## Exercise directions:
The records below need retyping in full; give them again exactly.

## Records shown:
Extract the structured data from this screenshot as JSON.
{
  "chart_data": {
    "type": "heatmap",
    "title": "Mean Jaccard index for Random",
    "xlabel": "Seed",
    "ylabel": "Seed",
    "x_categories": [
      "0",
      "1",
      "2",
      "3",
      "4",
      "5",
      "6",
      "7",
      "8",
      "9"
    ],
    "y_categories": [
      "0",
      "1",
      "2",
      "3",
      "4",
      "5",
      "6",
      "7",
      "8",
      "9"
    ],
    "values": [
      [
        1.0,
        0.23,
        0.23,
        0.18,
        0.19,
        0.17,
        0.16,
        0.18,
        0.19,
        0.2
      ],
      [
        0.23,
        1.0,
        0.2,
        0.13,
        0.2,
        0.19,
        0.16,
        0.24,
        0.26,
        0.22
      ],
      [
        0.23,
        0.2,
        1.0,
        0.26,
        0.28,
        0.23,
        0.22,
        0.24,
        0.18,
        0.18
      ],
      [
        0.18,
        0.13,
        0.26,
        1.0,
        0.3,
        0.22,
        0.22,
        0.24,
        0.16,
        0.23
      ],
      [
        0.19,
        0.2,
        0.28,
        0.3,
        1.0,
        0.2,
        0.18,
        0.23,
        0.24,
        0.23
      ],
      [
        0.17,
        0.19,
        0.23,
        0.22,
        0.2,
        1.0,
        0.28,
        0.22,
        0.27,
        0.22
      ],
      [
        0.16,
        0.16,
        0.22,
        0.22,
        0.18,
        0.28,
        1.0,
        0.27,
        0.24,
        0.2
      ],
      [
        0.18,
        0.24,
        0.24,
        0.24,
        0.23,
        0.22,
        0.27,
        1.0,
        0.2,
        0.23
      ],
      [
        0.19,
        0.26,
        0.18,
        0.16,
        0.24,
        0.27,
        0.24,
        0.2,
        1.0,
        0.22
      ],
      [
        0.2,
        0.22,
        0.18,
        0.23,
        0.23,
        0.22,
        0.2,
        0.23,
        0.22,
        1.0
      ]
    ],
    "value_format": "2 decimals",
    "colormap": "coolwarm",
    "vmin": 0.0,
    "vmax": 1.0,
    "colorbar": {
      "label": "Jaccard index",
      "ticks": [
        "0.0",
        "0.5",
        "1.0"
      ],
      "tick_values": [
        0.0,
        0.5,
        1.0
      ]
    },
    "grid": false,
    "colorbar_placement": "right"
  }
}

## Result of the exercise:
Extract the structured data from this screenshot as JSON.
{
  "chart_data": {
    "type": "heatmap",
    "title": "Mean Jaccard index for Random",
    "xlabel": "Seed",
    "ylabel": "Seed",
    "x_categories": [
      "0",
      "1",
      "2",
      "3",
      "4",
      "5",
      "6",
      "7",
      "8",
      "9"
    ],
    "y_categories": [
      "0",
      "1",
      "2",
      "3",
      "4",
      "5",
      "6",
      "7",
      "8",
      "9"
    ],
    "values": [
      [
        1.0,
        0.23,
        0.23,
        0.18,
        0.19,
        0.17,
        0.16,
        0.18,
        0.19,
        0.2
      ],
      [
        0.23,
        1.0,
        0.2,
        0.13,
        0.2,
        0.19,
        0.16,
        0.24,
        0.26,
        0.22
      ],
      [
        0.23,
        0.2,
        1.0,
        0.26,
        0.28,
        0.23,
        0.22,
        0.24,
        0.18,
        0.18
      ],
      [
        0.18,
        0.13,
        0.26,
        1.0,
        0.3,
        0.22,
        0.22,
        0.24,
        0.16,
        0.23
      ],
      [
        0.19,
        0.2,
        0.28,
        0.3,
        1.0,
        0.2,
        0.18,
        0.23,
        0.24,
        0.23
      ],
      [
        0.17,
        0.19,
        0.23,
        0.22,
        0.2,
        1.0,
        0.28,
        0.22,
        0.27,
        0.22
      ],
      [
        0.16,
        0.16,
        0.22,
        0.22,
        0.18,
        0.28,
        1.0,
        0.27,
        0.24,
        0.2
      ],
      [
        0.18,
        0.24,
        0.24,
        0.24,
        0.23,
        0.22,
        0.27,
        1.0,
        0.2,
        0.23
      ],
      [
        0.19,
        0.26,
        0.18,
        0.16,
        0.24,
        0.27,
        0.24,
        0.2,
        1.0,
        0.22
      ],
      [
        0.2,
        0.22,
        0.18,
        0.23,
        0.23,
        0.22,
        0.2,
        0.23,
        0.22,
        1.0
      ]
    ],
    "value_format": "2 decimals",
    "colormap": "coolwarm",
    "vmin": 0.0,
    "vmax": 1.0,
    "colorbar": {
      "label": "Jaccard index",
      "ticks": [
        "0.0",
        "0.5",
        "1.0"
      ],
      "tick_values": [
        0.0,
        0.5,
        1.0
      ]
    },
    "grid": false,
    "colorbar_placement": "right"
  }
}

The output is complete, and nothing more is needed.